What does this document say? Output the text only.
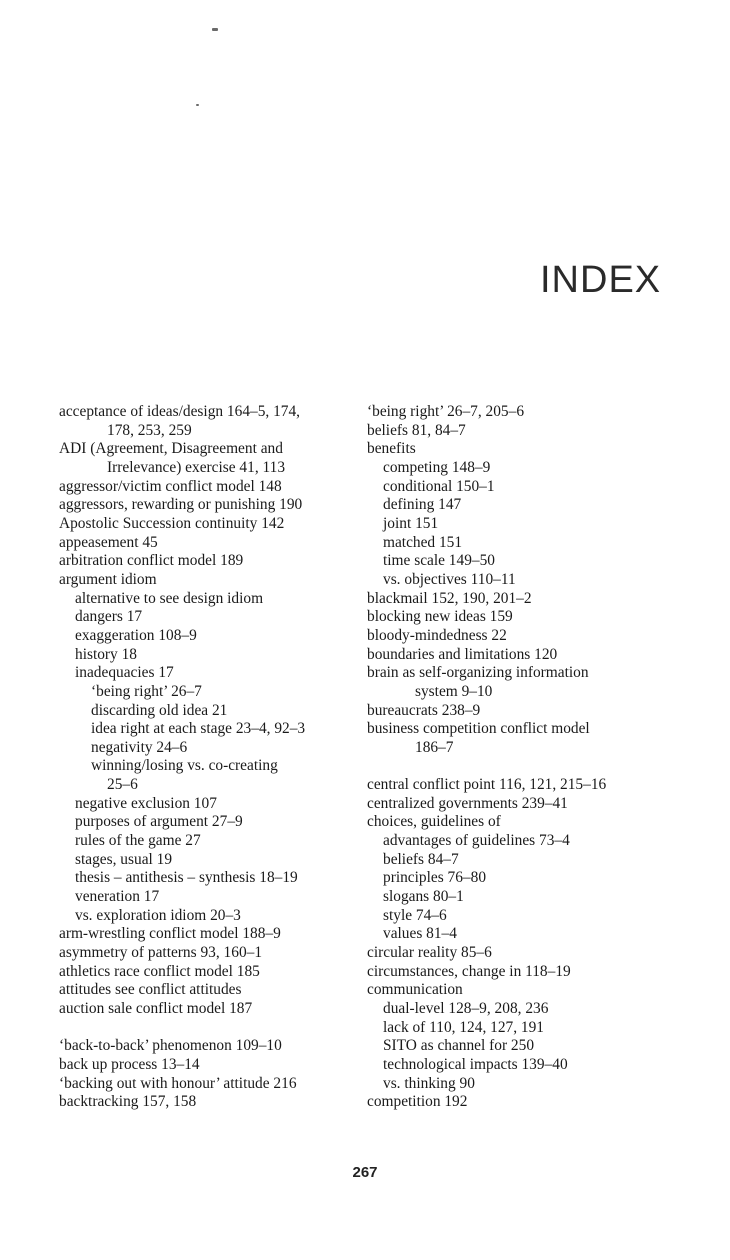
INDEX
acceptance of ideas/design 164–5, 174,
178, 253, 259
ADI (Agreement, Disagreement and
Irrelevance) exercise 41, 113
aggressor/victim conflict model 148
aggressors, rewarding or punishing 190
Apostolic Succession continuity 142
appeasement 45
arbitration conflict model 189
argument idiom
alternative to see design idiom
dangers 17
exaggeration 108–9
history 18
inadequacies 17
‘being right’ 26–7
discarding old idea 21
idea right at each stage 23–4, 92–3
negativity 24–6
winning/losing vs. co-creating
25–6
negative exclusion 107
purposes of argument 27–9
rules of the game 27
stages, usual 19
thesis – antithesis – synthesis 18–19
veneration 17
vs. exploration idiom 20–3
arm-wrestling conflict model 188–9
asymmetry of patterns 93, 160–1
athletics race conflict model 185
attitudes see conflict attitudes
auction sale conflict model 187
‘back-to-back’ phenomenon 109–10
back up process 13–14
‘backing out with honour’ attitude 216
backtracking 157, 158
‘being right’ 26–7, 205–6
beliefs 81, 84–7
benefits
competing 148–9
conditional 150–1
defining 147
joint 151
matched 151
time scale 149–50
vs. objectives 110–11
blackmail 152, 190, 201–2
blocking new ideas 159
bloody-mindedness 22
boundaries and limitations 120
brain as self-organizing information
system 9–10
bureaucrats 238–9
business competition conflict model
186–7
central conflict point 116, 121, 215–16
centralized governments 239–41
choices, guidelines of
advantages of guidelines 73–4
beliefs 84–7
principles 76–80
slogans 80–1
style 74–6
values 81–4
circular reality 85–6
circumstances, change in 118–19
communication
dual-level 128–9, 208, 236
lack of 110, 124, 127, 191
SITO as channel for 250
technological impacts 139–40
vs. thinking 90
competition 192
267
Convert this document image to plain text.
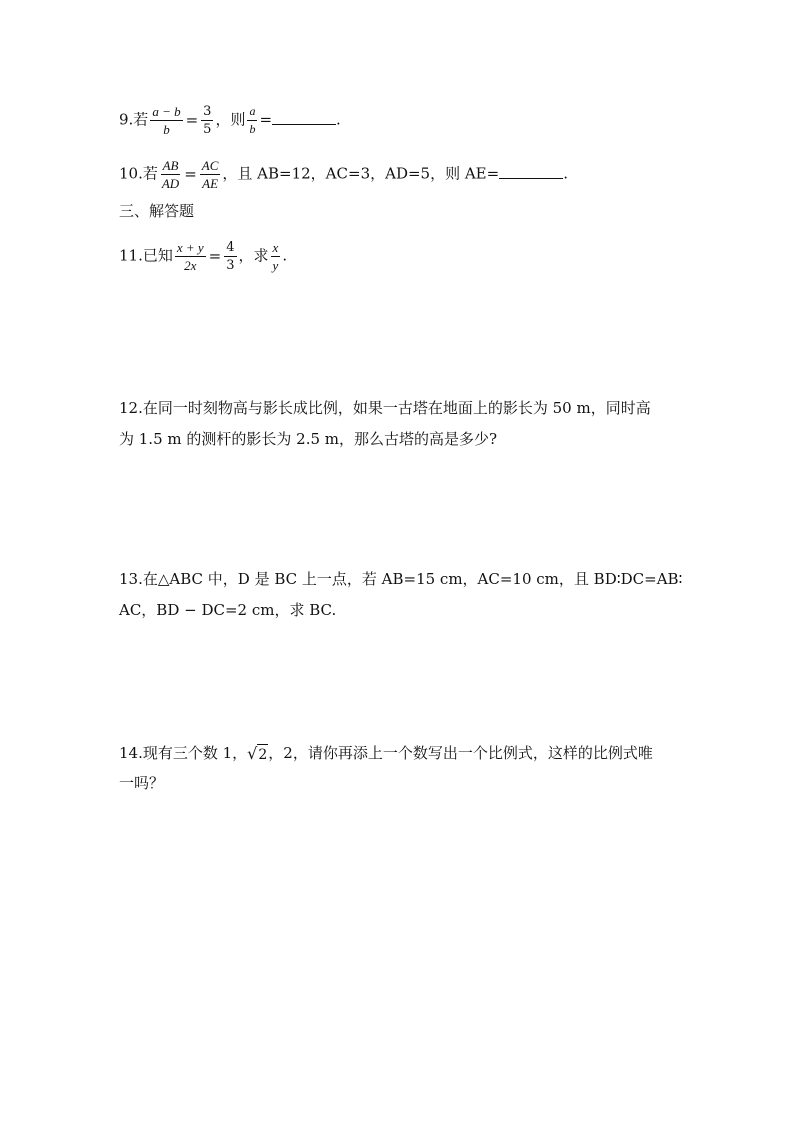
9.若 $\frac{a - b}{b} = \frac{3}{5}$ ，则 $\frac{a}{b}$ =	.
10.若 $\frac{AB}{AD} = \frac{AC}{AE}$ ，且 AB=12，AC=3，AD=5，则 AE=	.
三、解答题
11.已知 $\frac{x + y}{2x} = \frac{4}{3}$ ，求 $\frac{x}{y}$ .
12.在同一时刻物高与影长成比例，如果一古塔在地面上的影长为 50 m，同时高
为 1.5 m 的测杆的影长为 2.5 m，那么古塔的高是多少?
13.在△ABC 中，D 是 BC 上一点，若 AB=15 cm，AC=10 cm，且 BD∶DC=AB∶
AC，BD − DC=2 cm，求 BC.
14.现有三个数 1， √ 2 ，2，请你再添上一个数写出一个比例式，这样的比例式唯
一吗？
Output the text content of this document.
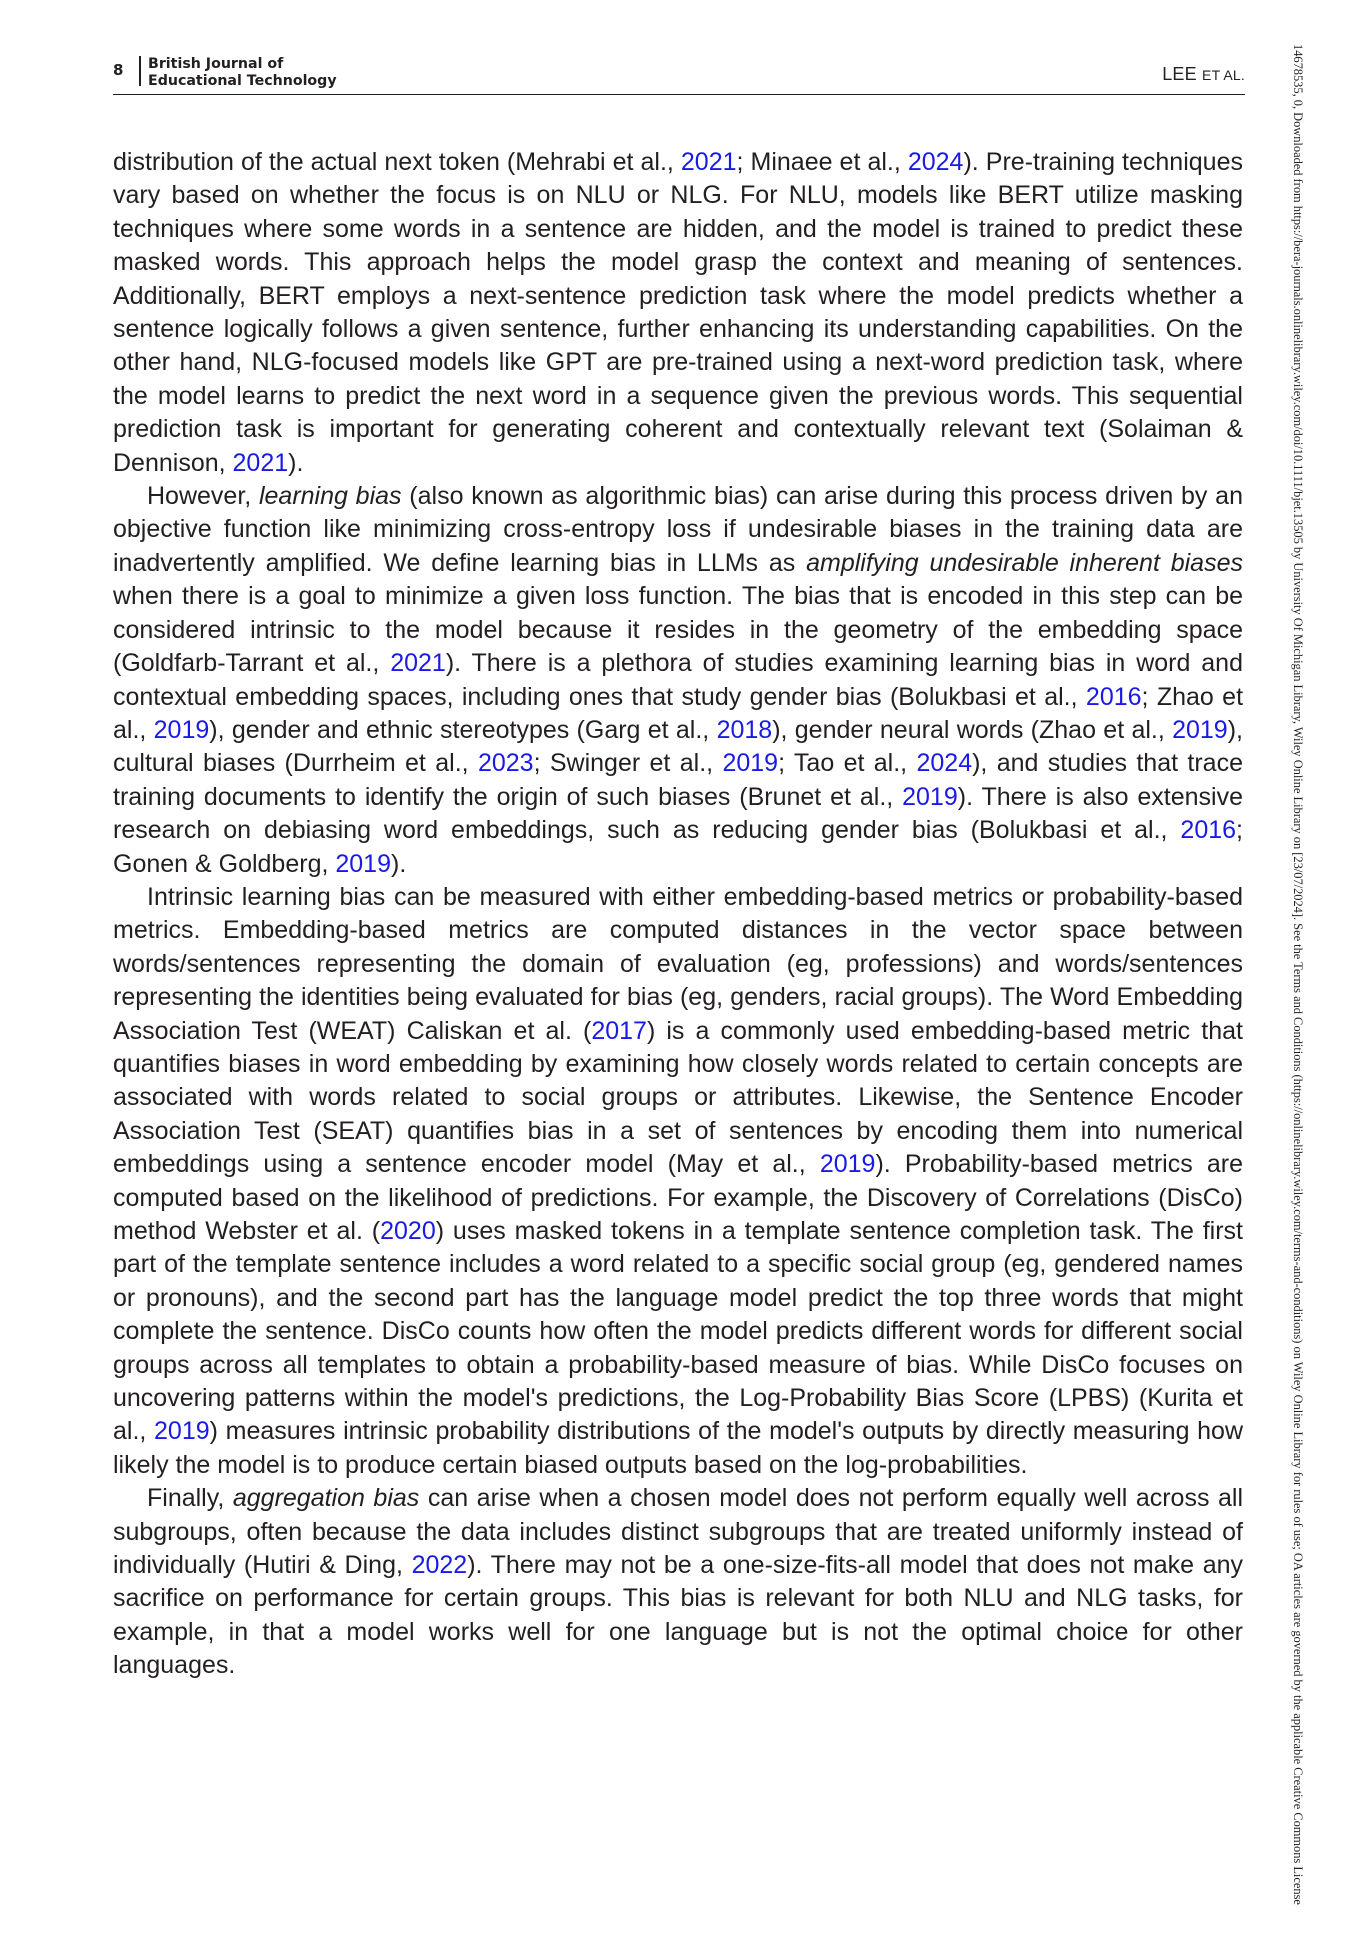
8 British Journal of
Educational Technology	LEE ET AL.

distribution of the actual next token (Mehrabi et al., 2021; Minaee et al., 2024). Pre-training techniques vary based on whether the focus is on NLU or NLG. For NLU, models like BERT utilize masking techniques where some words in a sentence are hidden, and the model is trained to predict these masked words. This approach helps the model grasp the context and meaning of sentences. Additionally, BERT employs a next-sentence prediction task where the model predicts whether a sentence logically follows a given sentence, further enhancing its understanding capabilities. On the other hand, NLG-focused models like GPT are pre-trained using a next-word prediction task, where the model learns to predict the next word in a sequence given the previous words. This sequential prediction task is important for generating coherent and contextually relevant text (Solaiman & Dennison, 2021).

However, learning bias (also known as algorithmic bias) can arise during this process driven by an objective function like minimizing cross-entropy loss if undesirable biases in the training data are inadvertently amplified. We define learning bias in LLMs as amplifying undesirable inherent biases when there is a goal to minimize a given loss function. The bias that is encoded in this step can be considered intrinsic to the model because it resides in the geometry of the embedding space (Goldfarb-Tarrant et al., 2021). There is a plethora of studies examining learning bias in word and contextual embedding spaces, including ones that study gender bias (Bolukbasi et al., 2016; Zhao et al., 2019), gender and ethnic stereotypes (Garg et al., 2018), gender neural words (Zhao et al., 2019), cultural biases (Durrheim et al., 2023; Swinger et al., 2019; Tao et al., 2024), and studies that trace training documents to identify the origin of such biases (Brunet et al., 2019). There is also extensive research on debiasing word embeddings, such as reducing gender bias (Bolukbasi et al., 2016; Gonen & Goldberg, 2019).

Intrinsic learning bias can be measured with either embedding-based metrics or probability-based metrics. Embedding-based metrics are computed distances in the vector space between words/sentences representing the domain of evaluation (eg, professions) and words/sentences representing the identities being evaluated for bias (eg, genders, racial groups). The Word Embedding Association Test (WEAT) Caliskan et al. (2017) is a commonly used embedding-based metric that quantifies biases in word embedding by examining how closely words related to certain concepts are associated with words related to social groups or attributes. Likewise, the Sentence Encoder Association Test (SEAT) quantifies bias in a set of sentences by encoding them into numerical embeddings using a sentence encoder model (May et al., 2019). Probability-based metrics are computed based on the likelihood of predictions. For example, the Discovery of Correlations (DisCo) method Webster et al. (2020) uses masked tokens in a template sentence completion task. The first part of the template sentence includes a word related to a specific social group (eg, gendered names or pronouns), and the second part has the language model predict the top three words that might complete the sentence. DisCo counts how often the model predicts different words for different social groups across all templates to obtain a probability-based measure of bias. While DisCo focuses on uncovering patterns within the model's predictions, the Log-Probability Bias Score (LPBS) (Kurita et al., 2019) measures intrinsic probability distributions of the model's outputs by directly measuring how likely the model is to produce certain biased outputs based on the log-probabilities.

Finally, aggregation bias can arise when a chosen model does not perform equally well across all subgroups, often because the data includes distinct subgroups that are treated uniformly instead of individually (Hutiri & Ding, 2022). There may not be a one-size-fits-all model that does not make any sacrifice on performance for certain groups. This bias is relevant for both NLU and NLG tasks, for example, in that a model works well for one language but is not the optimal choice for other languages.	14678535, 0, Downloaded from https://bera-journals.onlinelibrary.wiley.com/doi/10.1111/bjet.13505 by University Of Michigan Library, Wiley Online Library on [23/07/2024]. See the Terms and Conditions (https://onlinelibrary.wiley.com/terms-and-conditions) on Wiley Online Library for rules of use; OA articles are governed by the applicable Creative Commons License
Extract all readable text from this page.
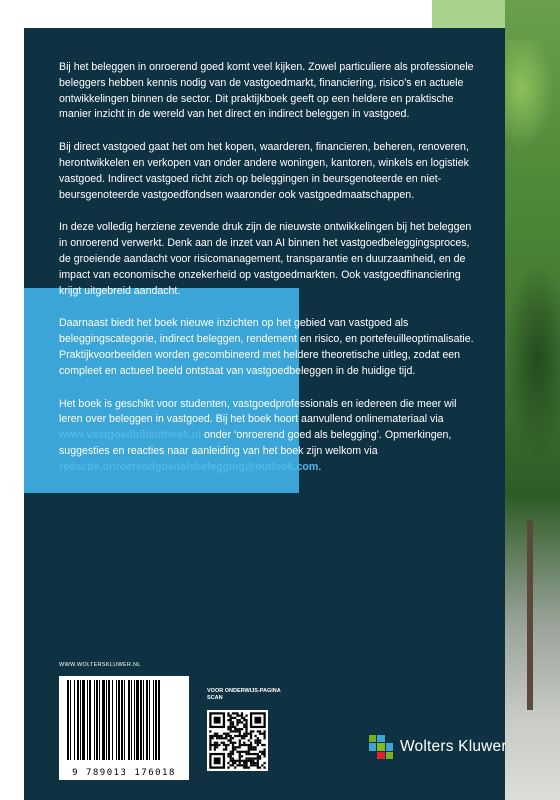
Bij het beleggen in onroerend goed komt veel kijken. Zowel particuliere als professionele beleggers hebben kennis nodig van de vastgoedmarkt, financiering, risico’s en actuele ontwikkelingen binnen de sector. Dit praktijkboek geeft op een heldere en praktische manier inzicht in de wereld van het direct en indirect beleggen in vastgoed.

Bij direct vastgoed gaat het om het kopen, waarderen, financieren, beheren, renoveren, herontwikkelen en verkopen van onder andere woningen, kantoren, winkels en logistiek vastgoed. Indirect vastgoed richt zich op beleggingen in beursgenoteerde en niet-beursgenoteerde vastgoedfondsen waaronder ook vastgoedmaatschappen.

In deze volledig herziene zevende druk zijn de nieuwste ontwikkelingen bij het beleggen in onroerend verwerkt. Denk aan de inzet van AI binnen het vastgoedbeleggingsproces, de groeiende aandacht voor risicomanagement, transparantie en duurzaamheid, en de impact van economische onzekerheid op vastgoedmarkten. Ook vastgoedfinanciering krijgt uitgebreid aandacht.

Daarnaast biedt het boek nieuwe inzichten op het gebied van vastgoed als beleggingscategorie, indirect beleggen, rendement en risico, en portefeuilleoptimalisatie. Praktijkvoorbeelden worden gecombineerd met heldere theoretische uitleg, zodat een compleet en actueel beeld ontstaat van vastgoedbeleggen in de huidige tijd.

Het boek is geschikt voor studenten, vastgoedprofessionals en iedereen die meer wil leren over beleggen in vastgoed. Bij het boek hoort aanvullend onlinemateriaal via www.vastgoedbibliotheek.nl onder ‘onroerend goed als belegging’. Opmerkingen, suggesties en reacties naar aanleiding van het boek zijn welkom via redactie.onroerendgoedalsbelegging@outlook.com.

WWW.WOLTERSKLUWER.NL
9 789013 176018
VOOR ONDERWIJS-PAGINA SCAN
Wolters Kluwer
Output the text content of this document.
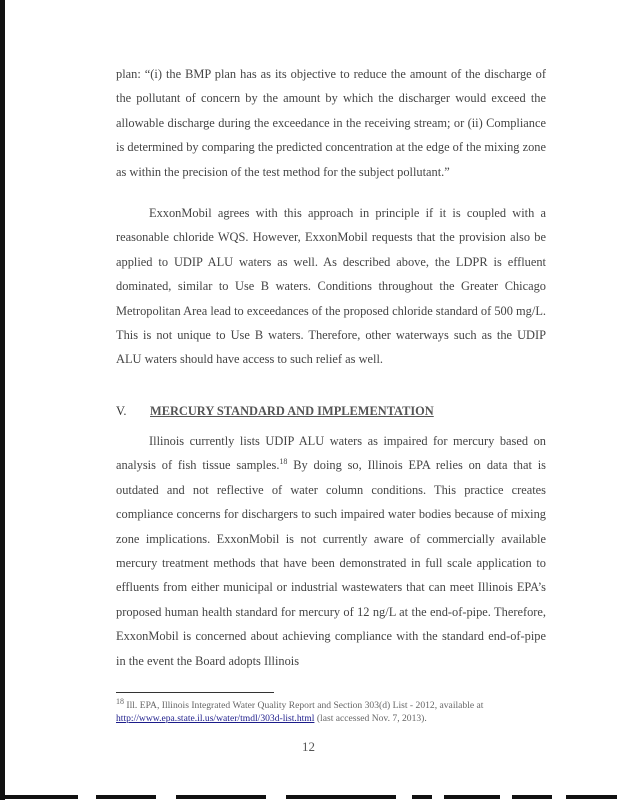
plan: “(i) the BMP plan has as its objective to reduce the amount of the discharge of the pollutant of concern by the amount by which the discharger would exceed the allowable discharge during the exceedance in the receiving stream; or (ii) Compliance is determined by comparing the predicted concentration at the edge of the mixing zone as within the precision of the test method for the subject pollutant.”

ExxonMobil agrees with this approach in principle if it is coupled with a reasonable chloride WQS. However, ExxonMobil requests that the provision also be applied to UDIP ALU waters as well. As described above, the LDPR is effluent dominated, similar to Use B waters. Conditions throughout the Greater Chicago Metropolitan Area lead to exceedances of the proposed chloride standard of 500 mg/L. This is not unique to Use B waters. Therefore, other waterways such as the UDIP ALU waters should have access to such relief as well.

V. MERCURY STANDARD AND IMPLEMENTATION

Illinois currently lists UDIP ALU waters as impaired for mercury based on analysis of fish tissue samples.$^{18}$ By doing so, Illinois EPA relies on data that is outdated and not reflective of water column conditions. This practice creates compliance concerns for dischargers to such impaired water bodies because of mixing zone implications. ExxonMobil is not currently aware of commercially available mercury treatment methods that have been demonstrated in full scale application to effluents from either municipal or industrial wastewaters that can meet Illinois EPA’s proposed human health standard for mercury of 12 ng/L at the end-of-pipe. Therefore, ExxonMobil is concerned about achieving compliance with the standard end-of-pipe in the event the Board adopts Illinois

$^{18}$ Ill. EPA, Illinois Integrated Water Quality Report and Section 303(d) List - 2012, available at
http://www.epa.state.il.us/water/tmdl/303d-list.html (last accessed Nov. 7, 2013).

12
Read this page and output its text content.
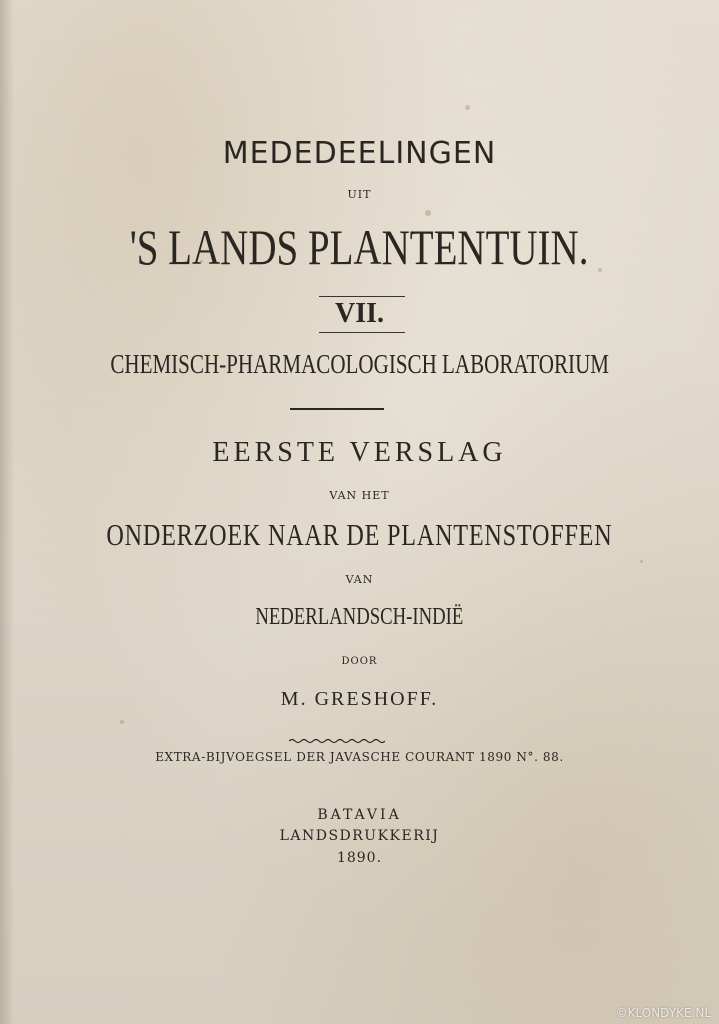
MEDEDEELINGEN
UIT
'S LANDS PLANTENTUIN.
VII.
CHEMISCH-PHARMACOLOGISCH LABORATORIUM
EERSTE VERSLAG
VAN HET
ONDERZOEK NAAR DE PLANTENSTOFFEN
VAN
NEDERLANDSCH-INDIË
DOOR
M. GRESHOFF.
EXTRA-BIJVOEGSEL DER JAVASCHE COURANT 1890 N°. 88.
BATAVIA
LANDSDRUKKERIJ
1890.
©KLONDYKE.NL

^^^^^^^^^^^^^^^^

— Aim —
Copy out each line of the entries that holds "competition".

— Output for this exercise —
business competition conflict model
competition 192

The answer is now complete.